— Start TEXT SECTION —

Tuesday, December 24, 2013

The Christmas Experiment Hours 9+10: Specials Time Forgot

Let's face it, not all Christmas specials are instant classics. Many faded away, probably never to seen again except for those brave souls who recorded it on a chance rerun or home video release. Let's see if any of these would be worth saving.

Probably not.

The Little Rascals Christmas Special: Hal Roach's Our Gang should never have succeeded. They took kids that couldn't act and asked them to be kids. This is an animated special made in 1979. While the voice actors sound like kids, it is so forced it's not even funny. Anyway, Spanky and Porky's mother is a maid during the depression, she orders a vacuum cleaner for her employer but they think she's getting them a train set. So, mom sells her coat, gets sick, and they try to raise money for a new coat.

It's worth pointing out that they avoid some unfortunate racial stereotypes that plagued the original shorts. For example, Stymie is the lone African American character they use in the special and while Stymie would often be the butt of every joke in the shorts, this character is just as generic as the other kids. That's the crime here. None of the kids were interchangeable in the  original shorts... well... at least in a specific generation. For that matter, there are three or four moments that are just downright aggravating to watch. I mean, half the jokes are based off of kids not being able to pronounce words but hey, to each their own.

Prognosis: Forgettable but inoffensive.

TERRIBLE!!!

— End TEXT SECTION —
— Start DATA EXTRACT —

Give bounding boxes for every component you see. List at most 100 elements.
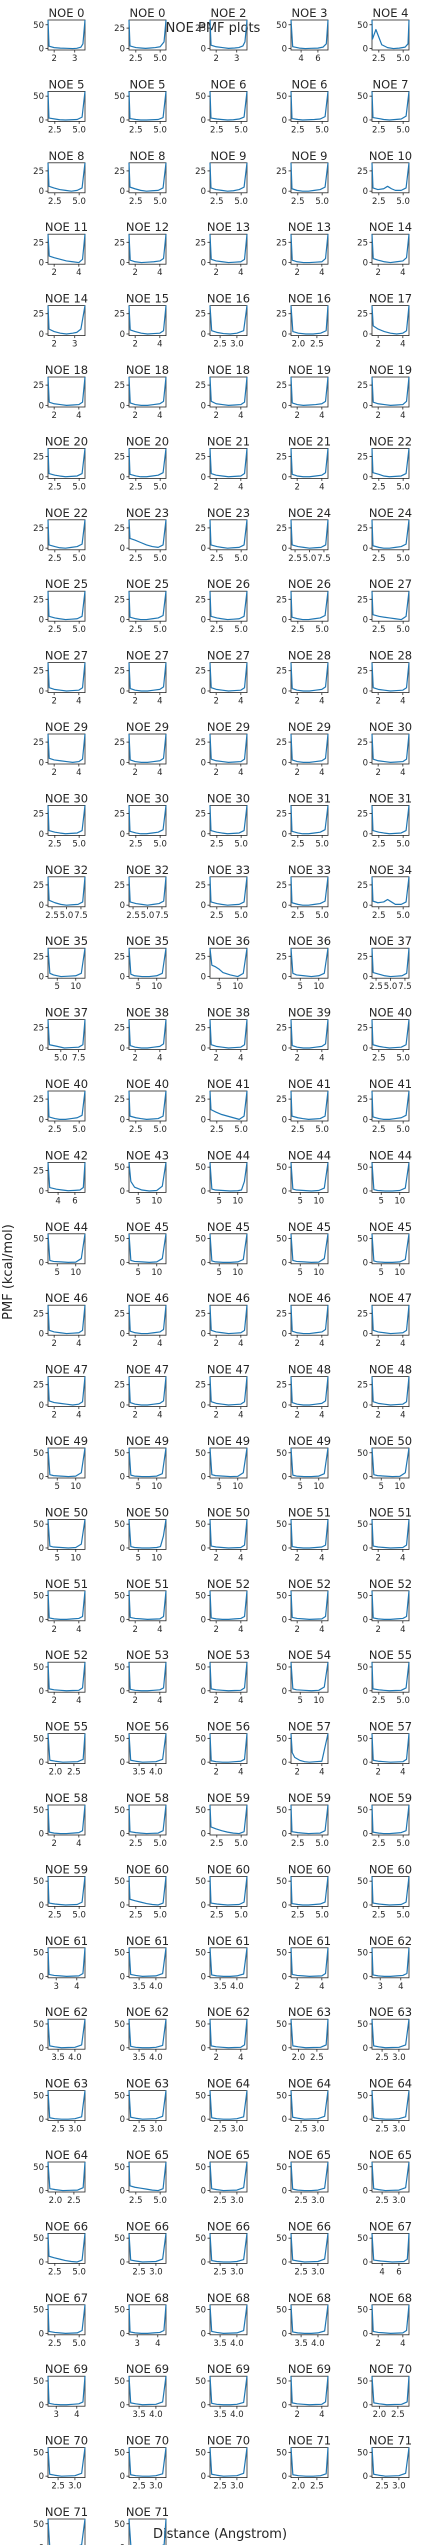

— End DATA EXTRACT —

PROBLEM SET.
[1] Decide whether each statement below agrees with the Christmas specials post. Answer yes or no for each, and quote the words of the post that settle it.
(a) The Little Rascals Christmas Special is an animated special made in 1979.
(b) In the special, Spanky and Porky's mother orders a train set for her employer.
(c) Stymie is the only African American character used in the special.
[2] Reproduce the passage of the Christmas specials post starting at "The Christmas Experiment" and ending at "Probably not.".

TASK RESULTS.
[1]
(a) Yes: "This is an animated special made in 1979."
(b) No: "she orders a vacuum cleaner for her employer but they think she's getting them a train set."
(c) Yes: "Stymie is the lone African American character they use in the special"

[2]
The Christmas Experiment Hours 9+10: Specials Time Forgot

Let's face it, not all Christmas specials are instant classics. Many faded away, probably never to seen again except for those brave souls who recorded it on a chance rerun or home video release. Let's see if any of these would be worth saving.

Probably not.